> RECORDS SHOWN:
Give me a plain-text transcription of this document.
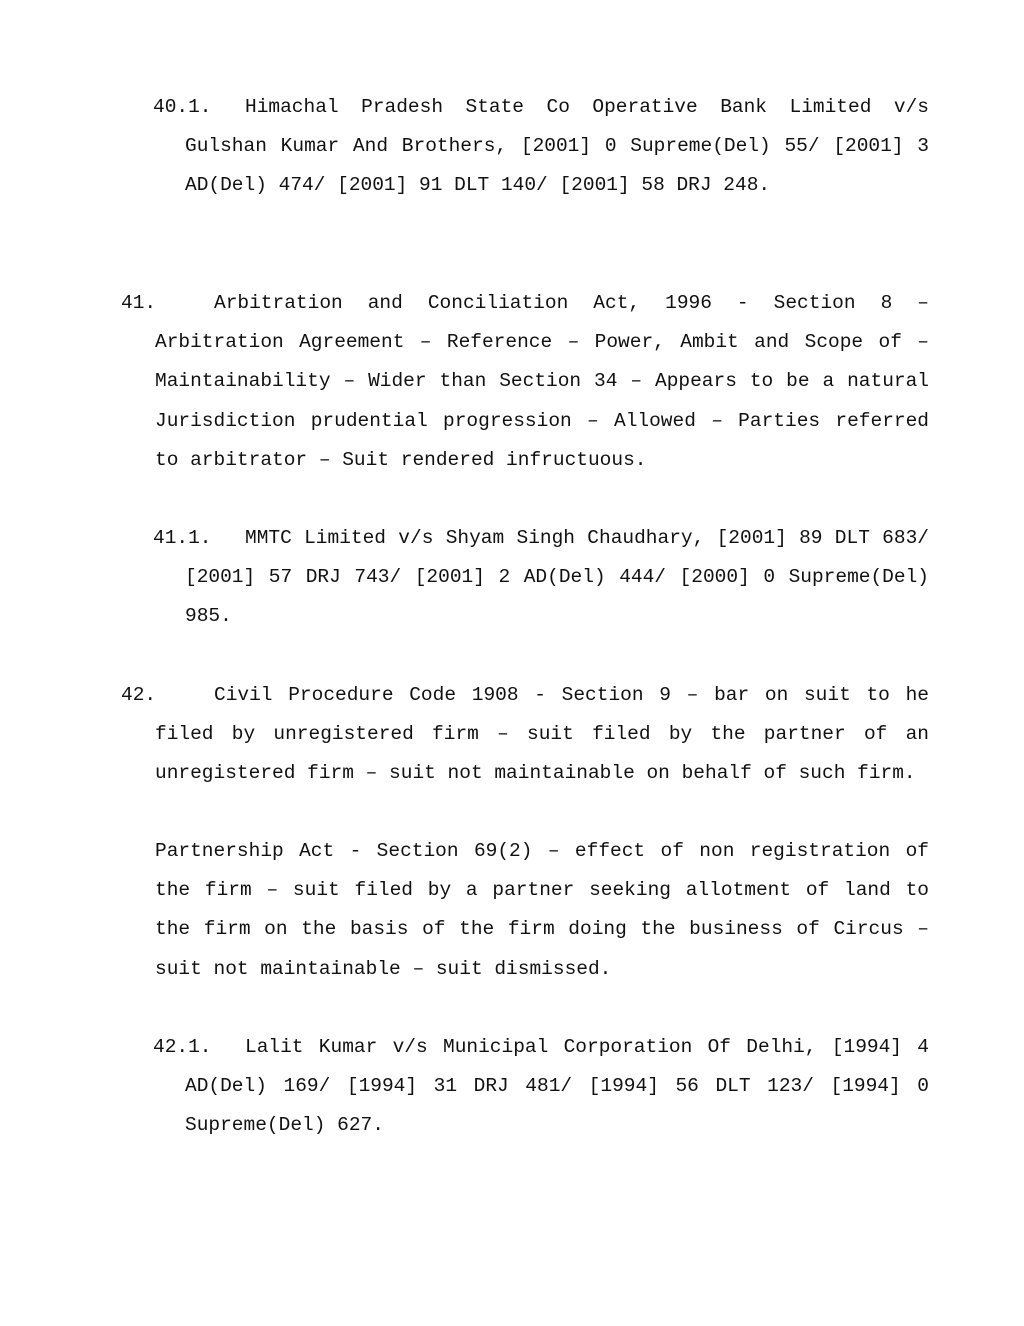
40.1. Himachal Pradesh State Co Operative Bank Limited v/s Gulshan Kumar And Brothers, [2001] 0 Supreme(Del) 55/ [2001] 3 AD(Del) 474/ [2001] 91 DLT 140/ [2001] 58 DRJ 248.
41.	Arbitration and Conciliation Act, 1996 - Section 8 – Arbitration Agreement – Reference – Power, Ambit and Scope of – Maintainability – Wider than Section 34 – Appears to be a natural Jurisdiction prudential progression – Allowed – Parties referred to arbitrator – Suit rendered infructuous.
41.1. MMTC Limited v/s Shyam Singh Chaudhary, [2001] 89 DLT 683/ [2001] 57 DRJ 743/ [2001] 2 AD(Del) 444/ [2000] 0 Supreme(Del) 985.
42.	Civil Procedure Code 1908 - Section 9 – bar on suit to he filed by unregistered firm – suit filed by the partner of an unregistered firm – suit not maintainable on behalf of such firm.
Partnership Act - Section 69(2) – effect of non registration of the firm – suit filed by a partner seeking allotment of land to the firm on the basis of the firm doing the business of Circus – suit not maintainable – suit dismissed.
42.1. Lalit Kumar v/s Municipal Corporation Of Delhi, [1994] 4 AD(Del) 169/ [1994] 31 DRJ 481/ [1994] 56 DLT 123/ [1994] 0 Supreme(Del) 627.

> PROBLEM: Above are records with pictures; repeat the records exactly and leave the pictures out.

> SOLVED PROBLEM:
Give me a plain-text transcription of this document.
40.1. Himachal Pradesh State Co Operative Bank Limited v/s Gulshan Kumar And Brothers, [2001] 0 Supreme(Del) 55/ [2001] 3 AD(Del) 474/ [2001] 91 DLT 140/ [2001] 58 DRJ 248.
41.	Arbitration and Conciliation Act, 1996 - Section 8 – Arbitration Agreement – Reference – Power, Ambit and Scope of – Maintainability – Wider than Section 34 – Appears to be a natural Jurisdiction prudential progression – Allowed – Parties referred to arbitrator – Suit rendered infructuous.
41.1. MMTC Limited v/s Shyam Singh Chaudhary, [2001] 89 DLT 683/ [2001] 57 DRJ 743/ [2001] 2 AD(Del) 444/ [2000] 0 Supreme(Del) 985.
42.	Civil Procedure Code 1908 - Section 9 – bar on suit to he filed by unregistered firm – suit filed by the partner of an unregistered firm – suit not maintainable on behalf of such firm.
Partnership Act - Section 69(2) – effect of non registration of the firm – suit filed by a partner seeking allotment of land to the firm on the basis of the firm doing the business of Circus – suit not maintainable – suit dismissed.
42.1. Lalit Kumar v/s Municipal Corporation Of Delhi, [1994] 4 AD(Del) 169/ [1994] 31 DRJ 481/ [1994] 56 DLT 123/ [1994] 0 Supreme(Del) 627.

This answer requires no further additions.